Work to complete:
Write out the listing below again, precisely as it is given.

Information supplied:

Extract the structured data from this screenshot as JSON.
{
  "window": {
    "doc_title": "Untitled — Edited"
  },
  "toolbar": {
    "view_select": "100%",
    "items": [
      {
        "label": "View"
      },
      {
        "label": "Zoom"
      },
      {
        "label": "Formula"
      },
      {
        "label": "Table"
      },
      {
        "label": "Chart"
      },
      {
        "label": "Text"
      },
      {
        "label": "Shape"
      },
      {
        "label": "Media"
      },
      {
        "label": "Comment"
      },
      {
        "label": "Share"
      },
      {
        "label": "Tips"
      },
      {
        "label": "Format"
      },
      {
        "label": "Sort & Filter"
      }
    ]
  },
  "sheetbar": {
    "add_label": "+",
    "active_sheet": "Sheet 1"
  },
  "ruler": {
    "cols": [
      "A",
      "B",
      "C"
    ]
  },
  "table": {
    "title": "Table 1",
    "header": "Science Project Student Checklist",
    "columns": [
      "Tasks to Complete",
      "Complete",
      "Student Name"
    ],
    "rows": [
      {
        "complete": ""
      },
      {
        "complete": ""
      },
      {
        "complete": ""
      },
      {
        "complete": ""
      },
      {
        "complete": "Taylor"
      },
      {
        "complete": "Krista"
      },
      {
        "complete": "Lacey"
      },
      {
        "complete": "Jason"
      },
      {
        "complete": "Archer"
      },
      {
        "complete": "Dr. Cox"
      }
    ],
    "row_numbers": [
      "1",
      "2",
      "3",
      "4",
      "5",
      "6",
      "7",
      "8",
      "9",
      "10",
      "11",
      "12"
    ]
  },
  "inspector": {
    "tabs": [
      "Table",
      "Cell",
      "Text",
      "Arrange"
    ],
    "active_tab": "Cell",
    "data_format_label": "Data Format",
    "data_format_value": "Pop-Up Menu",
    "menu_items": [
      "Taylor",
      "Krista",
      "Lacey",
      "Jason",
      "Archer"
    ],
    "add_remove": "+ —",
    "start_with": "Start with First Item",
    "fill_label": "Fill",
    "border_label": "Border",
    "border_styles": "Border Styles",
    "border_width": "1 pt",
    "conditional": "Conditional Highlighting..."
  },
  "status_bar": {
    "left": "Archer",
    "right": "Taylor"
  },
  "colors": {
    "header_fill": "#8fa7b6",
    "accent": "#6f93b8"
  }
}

Result for this exercise:
Extract the structured data from this screenshot as JSON.
{
  "window": {
    "doc_title": "Untitled — Edited"
  },
  "toolbar": {
    "view_select": "100%",
    "items": [
      {
        "label": "View"
      },
      {
        "label": "Zoom"
      },
      {
        "label": "Formula"
      },
      {
        "label": "Table"
      },
      {
        "label": "Chart"
      },
      {
        "label": "Text"
      },
      {
        "label": "Shape"
      },
      {
        "label": "Media"
      },
      {
        "label": "Comment"
      },
      {
        "label": "Share"
      },
      {
        "label": "Tips"
      },
      {
        "label": "Format"
      },
      {
        "label": "Sort & Filter"
      }
    ]
  },
  "sheetbar": {
    "add_label": "+",
    "active_sheet": "Sheet 1"
  },
  "ruler": {
    "cols": [
      "A",
      "B",
      "C"
    ]
  },
  "table": {
    "title": "Table 1",
    "header": "Science Project Student Checklist",
    "columns": [
      "Tasks to Complete",
      "Complete",
      "Student Name"
    ],
    "rows": [
      {
        "complete": ""
      },
      {
        "complete": ""
      },
      {
        "complete": ""
      },
      {
        "complete": ""
      },
      {
        "complete": "Taylor"
      },
      {
        "complete": "Krista"
      },
      {
        "complete": "Lacey"
      },
      {
        "complete": "Jason"
      },
      {
        "complete": "Archer"
      },
      {
        "complete": "Dr. Cox"
      }
    ],
    "row_numbers": [
      "1",
      "2",
      "3",
      "4",
      "5",
      "6",
      "7",
      "8",
      "9",
      "10",
      "11",
      "12"
    ]
  },
  "inspector": {
    "tabs": [
      "Table",
      "Cell",
      "Text",
      "Arrange"
    ],
    "active_tab": "Cell",
    "data_format_label": "Data Format",
    "data_format_value": "Pop-Up Menu",
    "menu_items": [
      "Taylor",
      "Krista",
      "Lacey",
      "Jason",
      "Archer"
    ],
    "add_remove": "+ —",
    "start_with": "Start with First Item",
    "fill_label": "Fill",
    "border_label": "Border",
    "border_styles": "Border Styles",
    "border_width": "1 pt",
    "conditional": "Conditional Highlighting..."
  },
  "status_bar": {
    "left": "Archer",
    "right": "Taylor"
  },
  "colors": {
    "header_fill": "#8fa7b6",
    "accent": "#6f93b8"
  }
}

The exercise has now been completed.